* _GIVEN INSTRUCTION_
Here are some records. Copy each one exactly.

* _INPUT MATERIAL_
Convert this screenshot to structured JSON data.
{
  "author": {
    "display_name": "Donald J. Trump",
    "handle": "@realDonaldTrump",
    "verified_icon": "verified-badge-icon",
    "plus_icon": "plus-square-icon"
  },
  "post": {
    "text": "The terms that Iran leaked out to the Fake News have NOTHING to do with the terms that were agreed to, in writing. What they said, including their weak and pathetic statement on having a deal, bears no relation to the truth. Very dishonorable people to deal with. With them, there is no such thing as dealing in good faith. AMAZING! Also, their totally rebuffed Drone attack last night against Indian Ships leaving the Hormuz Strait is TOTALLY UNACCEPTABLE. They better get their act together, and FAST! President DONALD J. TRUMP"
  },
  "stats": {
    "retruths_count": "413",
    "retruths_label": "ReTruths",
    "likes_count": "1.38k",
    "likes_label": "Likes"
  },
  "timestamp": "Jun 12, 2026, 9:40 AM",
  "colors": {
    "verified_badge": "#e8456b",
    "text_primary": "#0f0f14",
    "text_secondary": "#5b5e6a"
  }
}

* _CORRECT RESULT_
Convert this screenshot to structured JSON data.
{
  "author": {
    "display_name": "Donald J. Trump",
    "handle": "@realDonaldTrump",
    "verified_icon": "verified-badge-icon",
    "plus_icon": "plus-square-icon"
  },
  "post": {
    "text": "The terms that Iran leaked out to the Fake News have NOTHING to do with the terms that were agreed to, in writing. What they said, including their weak and pathetic statement on having a deal, bears no relation to the truth. Very dishonorable people to deal with. With them, there is no such thing as dealing in good faith. AMAZING! Also, their totally rebuffed Drone attack last night against Indian Ships leaving the Hormuz Strait is TOTALLY UNACCEPTABLE. They better get their act together, and FAST! President DONALD J. TRUMP"
  },
  "stats": {
    "retruths_count": "413",
    "retruths_label": "ReTruths",
    "likes_count": "1.38k",
    "likes_label": "Likes"
  },
  "timestamp": "Jun 12, 2026, 9:40 AM",
  "colors": {
    "verified_badge": "#e8456b",
    "text_primary": "#0f0f14",
    "text_secondary": "#5b5e6a"
  }
}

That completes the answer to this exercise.